AIM
Go through the listing and pick out each line with the word "application" in it.

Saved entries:

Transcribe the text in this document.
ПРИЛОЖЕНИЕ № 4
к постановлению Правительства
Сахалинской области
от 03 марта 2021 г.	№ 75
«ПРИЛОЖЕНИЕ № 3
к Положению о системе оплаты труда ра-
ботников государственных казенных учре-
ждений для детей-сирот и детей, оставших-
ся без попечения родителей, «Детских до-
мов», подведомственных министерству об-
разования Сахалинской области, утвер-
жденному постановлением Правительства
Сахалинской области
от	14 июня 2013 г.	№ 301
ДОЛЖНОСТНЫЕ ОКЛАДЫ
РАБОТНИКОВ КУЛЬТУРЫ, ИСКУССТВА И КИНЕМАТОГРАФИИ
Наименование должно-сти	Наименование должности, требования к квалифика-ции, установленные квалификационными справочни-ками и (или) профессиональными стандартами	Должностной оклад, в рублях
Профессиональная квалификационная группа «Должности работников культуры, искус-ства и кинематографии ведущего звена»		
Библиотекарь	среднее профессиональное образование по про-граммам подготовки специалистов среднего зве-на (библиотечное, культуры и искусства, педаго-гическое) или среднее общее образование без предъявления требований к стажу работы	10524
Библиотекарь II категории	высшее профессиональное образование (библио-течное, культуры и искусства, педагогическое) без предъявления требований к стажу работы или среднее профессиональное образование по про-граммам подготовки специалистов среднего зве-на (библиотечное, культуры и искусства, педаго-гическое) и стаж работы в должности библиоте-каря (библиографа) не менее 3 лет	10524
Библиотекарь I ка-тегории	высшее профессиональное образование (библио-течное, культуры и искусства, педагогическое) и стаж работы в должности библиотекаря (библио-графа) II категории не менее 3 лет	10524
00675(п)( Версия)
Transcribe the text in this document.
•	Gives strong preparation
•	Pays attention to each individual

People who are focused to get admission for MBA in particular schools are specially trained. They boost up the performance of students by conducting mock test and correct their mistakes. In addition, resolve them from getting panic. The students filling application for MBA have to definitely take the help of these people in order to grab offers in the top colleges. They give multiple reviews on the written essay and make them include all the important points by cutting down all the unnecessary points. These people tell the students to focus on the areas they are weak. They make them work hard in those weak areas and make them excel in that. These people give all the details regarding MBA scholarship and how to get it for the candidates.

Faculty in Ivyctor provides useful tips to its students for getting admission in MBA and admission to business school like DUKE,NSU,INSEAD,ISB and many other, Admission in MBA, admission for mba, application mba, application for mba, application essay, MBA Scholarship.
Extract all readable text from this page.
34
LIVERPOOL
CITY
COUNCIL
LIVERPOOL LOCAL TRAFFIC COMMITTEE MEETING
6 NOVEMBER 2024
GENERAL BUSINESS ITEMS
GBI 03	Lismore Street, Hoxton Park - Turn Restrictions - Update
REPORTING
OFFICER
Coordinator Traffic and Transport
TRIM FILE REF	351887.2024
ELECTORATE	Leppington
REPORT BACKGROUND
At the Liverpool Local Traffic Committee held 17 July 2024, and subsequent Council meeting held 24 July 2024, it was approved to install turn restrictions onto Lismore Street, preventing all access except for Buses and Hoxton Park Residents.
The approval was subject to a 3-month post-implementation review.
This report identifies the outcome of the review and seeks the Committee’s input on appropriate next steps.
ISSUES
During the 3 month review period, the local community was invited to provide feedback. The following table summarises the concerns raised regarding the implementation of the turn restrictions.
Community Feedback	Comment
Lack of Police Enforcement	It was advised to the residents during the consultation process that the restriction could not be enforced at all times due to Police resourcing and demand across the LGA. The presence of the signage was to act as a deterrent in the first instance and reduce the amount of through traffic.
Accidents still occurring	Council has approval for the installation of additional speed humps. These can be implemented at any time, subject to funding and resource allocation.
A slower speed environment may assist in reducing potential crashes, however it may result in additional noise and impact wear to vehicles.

* * *

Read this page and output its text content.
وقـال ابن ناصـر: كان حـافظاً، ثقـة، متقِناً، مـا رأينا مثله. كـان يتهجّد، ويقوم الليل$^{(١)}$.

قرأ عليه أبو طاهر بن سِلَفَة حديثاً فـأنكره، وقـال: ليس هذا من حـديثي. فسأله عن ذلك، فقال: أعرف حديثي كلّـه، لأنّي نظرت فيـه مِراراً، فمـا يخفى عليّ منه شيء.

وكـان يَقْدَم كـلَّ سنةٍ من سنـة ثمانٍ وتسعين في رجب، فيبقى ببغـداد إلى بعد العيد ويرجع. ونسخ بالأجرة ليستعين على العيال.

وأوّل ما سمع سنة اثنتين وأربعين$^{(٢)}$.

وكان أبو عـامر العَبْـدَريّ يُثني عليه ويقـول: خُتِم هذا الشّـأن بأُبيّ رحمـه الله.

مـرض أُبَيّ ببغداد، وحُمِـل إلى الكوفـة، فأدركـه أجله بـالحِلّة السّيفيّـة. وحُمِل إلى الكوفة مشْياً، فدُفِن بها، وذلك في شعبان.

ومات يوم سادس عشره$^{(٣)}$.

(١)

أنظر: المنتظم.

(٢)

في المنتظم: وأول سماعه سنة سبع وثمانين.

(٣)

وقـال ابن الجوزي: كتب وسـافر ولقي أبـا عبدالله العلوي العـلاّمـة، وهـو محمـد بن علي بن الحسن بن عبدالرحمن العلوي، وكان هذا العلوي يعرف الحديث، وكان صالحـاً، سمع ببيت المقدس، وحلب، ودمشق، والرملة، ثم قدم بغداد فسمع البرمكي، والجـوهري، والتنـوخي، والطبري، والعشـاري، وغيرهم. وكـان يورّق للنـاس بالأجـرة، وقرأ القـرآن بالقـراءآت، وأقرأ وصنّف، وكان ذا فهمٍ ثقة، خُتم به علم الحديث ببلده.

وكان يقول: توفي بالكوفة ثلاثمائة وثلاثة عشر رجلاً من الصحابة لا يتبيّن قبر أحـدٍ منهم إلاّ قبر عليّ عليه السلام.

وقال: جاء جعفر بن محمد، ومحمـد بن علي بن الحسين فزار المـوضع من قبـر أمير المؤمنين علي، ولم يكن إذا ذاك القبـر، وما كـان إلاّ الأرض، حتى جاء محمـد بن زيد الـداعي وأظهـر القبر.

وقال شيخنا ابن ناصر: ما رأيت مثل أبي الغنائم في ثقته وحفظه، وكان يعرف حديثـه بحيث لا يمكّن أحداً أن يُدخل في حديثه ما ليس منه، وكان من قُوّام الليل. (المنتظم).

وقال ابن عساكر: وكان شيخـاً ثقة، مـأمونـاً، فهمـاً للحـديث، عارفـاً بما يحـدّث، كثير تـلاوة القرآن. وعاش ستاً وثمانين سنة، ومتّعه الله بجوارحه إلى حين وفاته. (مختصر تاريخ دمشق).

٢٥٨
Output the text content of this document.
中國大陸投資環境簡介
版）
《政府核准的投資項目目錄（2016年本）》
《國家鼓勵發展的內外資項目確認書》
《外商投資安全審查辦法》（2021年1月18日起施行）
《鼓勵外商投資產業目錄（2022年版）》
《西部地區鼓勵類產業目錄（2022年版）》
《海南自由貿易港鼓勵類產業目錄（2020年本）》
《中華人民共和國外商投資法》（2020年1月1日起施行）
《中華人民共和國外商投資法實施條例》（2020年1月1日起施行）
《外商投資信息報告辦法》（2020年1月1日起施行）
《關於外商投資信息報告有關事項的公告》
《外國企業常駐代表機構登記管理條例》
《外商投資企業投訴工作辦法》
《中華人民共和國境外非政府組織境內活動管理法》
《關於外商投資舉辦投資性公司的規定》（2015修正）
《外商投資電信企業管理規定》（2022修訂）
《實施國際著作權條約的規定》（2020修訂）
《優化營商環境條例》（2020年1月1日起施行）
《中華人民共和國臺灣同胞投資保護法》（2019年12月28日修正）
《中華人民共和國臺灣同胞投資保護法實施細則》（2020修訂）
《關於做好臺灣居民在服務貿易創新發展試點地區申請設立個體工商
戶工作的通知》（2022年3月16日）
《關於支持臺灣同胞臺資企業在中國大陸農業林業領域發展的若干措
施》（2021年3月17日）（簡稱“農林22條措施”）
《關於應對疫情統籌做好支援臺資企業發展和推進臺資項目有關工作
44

==

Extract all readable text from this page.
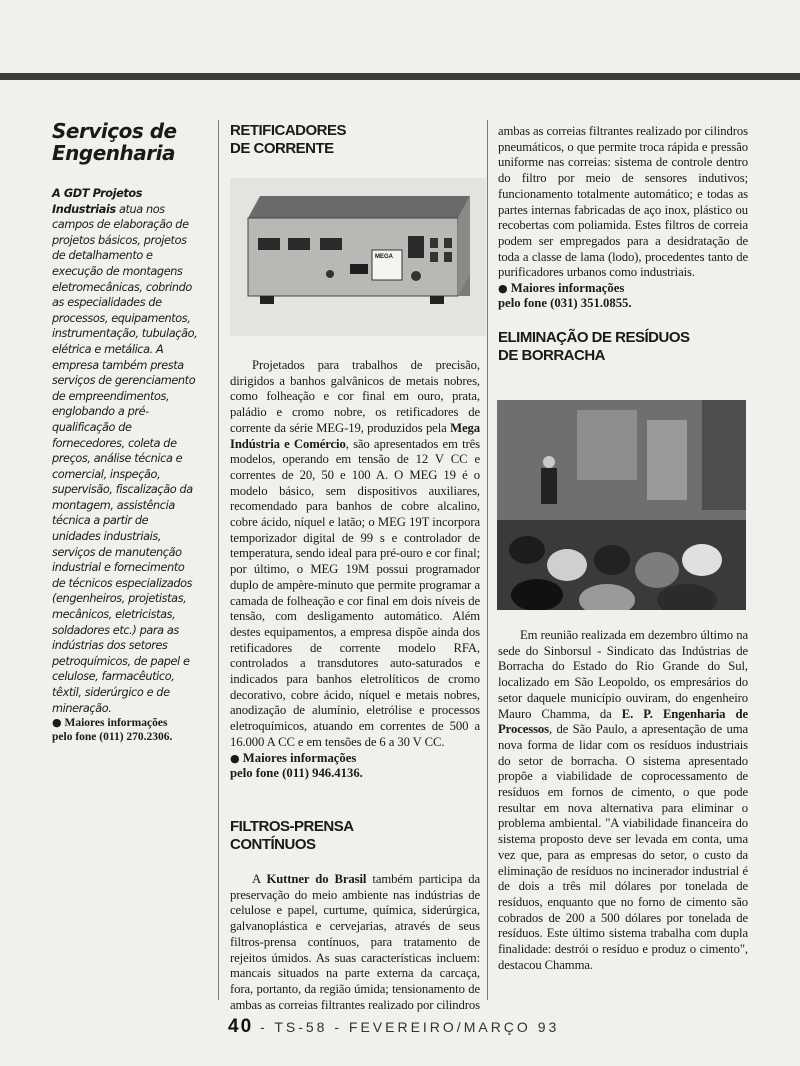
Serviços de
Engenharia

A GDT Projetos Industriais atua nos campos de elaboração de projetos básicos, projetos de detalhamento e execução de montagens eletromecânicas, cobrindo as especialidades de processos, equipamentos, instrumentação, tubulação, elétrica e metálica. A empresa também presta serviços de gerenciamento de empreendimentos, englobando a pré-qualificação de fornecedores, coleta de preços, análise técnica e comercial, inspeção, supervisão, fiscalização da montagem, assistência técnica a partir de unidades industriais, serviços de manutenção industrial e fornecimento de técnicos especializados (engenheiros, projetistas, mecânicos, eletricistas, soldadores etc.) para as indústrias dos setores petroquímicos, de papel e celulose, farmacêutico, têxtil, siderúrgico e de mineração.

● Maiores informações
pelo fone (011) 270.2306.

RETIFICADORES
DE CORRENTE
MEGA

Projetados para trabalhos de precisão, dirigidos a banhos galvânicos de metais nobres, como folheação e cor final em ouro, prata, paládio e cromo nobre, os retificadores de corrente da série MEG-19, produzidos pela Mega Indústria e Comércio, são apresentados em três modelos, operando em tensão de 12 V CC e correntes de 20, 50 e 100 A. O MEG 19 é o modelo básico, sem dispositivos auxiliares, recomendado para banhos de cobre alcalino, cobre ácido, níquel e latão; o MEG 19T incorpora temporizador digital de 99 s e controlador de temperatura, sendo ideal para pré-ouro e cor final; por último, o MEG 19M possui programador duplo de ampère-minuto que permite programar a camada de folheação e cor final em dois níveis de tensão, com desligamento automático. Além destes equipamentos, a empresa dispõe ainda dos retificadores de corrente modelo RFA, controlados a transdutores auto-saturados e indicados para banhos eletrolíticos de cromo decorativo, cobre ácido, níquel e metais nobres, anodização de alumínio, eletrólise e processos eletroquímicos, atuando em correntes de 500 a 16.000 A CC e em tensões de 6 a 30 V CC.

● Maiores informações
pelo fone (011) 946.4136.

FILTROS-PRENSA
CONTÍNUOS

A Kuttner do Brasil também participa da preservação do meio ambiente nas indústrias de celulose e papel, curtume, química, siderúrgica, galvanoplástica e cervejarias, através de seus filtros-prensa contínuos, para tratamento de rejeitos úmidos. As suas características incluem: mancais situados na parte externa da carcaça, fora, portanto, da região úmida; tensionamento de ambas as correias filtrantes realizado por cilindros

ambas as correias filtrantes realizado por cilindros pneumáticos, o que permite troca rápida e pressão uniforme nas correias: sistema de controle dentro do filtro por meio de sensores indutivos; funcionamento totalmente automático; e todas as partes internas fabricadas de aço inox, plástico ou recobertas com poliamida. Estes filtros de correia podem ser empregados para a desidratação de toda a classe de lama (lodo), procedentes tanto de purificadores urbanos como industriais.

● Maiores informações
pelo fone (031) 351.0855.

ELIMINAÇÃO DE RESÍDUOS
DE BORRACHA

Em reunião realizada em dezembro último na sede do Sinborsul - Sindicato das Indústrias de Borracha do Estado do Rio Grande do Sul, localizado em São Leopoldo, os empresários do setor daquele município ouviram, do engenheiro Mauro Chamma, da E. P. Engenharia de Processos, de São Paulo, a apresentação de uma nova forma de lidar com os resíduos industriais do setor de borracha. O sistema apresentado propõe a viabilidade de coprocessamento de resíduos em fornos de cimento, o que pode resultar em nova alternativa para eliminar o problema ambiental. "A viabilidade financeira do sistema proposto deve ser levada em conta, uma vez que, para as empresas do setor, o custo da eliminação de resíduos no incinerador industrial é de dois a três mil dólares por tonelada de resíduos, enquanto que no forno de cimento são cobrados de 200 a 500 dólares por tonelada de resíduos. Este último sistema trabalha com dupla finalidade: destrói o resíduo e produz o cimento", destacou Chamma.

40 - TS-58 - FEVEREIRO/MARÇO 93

OUTPUT OF THE TASK
People who are focused to get admission for MBA in particular schools are specially trained. They boost up the performance of students by conducting mock test and correct their mistakes. In addition, resolve them from getting panic. The students filling application for MBA have to definitely take the help of these people in order to grab offers in the top colleges. They give multiple reviews on the written essay and make them include all the important points by cutting down all the unnecessary points. These people tell the students to focus on the areas they are weak. They make them work hard in those weak areas and make them excel in that. These people give all the details regarding MBA scholarship and how to get it for the candidates.
Faculty in Ivyctor provides useful tips to its students for getting admission in MBA and admission to business school like DUKE,NSU,INSEAD,ISB and many other, Admission in MBA, admission for mba, application mba, application for mba, application essay, MBA Scholarship.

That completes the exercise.